■ INSTRUCTIONS TO FOLLOW ■
Write the records out again, precisely as they stand.
▬▬▬
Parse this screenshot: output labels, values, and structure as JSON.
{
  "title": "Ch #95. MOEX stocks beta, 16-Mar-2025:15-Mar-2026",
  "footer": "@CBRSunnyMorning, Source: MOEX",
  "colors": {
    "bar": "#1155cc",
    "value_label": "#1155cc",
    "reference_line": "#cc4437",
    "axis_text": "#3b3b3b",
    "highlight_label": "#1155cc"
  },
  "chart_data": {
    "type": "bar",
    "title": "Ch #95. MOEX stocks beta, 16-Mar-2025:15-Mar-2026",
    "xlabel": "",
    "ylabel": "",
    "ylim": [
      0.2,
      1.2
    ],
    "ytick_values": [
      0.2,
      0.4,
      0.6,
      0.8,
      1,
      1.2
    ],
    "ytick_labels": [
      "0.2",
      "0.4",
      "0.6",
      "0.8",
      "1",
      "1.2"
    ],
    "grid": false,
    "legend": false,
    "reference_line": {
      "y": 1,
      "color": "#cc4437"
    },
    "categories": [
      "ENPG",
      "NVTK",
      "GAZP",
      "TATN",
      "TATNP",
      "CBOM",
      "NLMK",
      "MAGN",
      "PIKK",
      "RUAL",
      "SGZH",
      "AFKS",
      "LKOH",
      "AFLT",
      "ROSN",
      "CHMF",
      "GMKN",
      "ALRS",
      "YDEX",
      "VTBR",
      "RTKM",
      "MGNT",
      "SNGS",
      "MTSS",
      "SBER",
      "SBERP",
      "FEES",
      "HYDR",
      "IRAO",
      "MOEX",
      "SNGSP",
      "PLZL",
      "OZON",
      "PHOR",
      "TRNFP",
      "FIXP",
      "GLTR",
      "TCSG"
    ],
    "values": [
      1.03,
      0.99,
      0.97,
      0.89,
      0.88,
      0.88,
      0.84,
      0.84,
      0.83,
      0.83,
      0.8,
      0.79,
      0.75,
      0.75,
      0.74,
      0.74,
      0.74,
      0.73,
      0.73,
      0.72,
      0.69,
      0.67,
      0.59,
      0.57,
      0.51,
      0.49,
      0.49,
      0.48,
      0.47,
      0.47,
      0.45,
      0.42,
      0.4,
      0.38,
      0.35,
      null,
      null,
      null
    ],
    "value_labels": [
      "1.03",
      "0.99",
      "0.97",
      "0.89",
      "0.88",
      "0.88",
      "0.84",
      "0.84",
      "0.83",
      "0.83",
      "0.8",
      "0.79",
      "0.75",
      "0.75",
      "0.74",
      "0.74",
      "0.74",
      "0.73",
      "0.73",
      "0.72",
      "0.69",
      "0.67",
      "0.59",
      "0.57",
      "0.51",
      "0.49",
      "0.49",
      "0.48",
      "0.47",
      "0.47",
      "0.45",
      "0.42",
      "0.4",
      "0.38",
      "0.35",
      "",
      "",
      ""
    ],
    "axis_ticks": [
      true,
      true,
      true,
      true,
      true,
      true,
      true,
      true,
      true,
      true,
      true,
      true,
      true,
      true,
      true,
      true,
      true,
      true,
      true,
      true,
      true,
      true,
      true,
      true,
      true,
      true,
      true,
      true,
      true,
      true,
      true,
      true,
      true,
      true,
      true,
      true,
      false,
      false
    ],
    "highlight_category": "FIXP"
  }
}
▬▬▬
■ COMPLETE OUTPUT ■
Parse this screenshot: output labels, values, and structure as JSON.
{
  "title": "Ch #95. MOEX stocks beta, 16-Mar-2025:15-Mar-2026",
  "footer": "@CBRSunnyMorning, Source: MOEX",
  "colors": {
    "bar": "#1155cc",
    "value_label": "#1155cc",
    "reference_line": "#cc4437",
    "axis_text": "#3b3b3b",
    "highlight_label": "#1155cc"
  },
  "chart_data": {
    "type": "bar",
    "title": "Ch #95. MOEX stocks beta, 16-Mar-2025:15-Mar-2026",
    "xlabel": "",
    "ylabel": "",
    "ylim": [
      0.2,
      1.2
    ],
    "ytick_values": [
      0.2,
      0.4,
      0.6,
      0.8,
      1,
      1.2
    ],
    "ytick_labels": [
      "0.2",
      "0.4",
      "0.6",
      "0.8",
      "1",
      "1.2"
    ],
    "grid": false,
    "legend": false,
    "reference_line": {
      "y": 1,
      "color": "#cc4437"
    },
    "categories": [
      "ENPG",
      "NVTK",
      "GAZP",
      "TATN",
      "TATNP",
      "CBOM",
      "NLMK",
      "MAGN",
      "PIKK",
      "RUAL",
      "SGZH",
      "AFKS",
      "LKOH",
      "AFLT",
      "ROSN",
      "CHMF",
      "GMKN",
      "ALRS",
      "YDEX",
      "VTBR",
      "RTKM",
      "MGNT",
      "SNGS",
      "MTSS",
      "SBER",
      "SBERP",
      "FEES",
      "HYDR",
      "IRAO",
      "MOEX",
      "SNGSP",
      "PLZL",
      "OZON",
      "PHOR",
      "TRNFP",
      "FIXP",
      "GLTR",
      "TCSG"
    ],
    "values": [
      1.03,
      0.99,
      0.97,
      0.89,
      0.88,
      0.88,
      0.84,
      0.84,
      0.83,
      0.83,
      0.8,
      0.79,
      0.75,
      0.75,
      0.74,
      0.74,
      0.74,
      0.73,
      0.73,
      0.72,
      0.69,
      0.67,
      0.59,
      0.57,
      0.51,
      0.49,
      0.49,
      0.48,
      0.47,
      0.47,
      0.45,
      0.42,
      0.4,
      0.38,
      0.35,
      null,
      null,
      null
    ],
    "value_labels": [
      "1.03",
      "0.99",
      "0.97",
      "0.89",
      "0.88",
      "0.88",
      "0.84",
      "0.84",
      "0.83",
      "0.83",
      "0.8",
      "0.79",
      "0.75",
      "0.75",
      "0.74",
      "0.74",
      "0.74",
      "0.73",
      "0.73",
      "0.72",
      "0.69",
      "0.67",
      "0.59",
      "0.57",
      "0.51",
      "0.49",
      "0.49",
      "0.48",
      "0.47",
      "0.47",
      "0.45",
      "0.42",
      "0.4",
      "0.38",
      "0.35",
      "",
      "",
      ""
    ],
    "axis_ticks": [
      true,
      true,
      true,
      true,
      true,
      true,
      true,
      true,
      true,
      true,
      true,
      true,
      true,
      true,
      true,
      true,
      true,
      true,
      true,
      true,
      true,
      true,
      true,
      true,
      true,
      true,
      true,
      true,
      true,
      true,
      true,
      true,
      true,
      true,
      true,
      true,
      false,
      false
    ],
    "highlight_category": "FIXP"
  }
}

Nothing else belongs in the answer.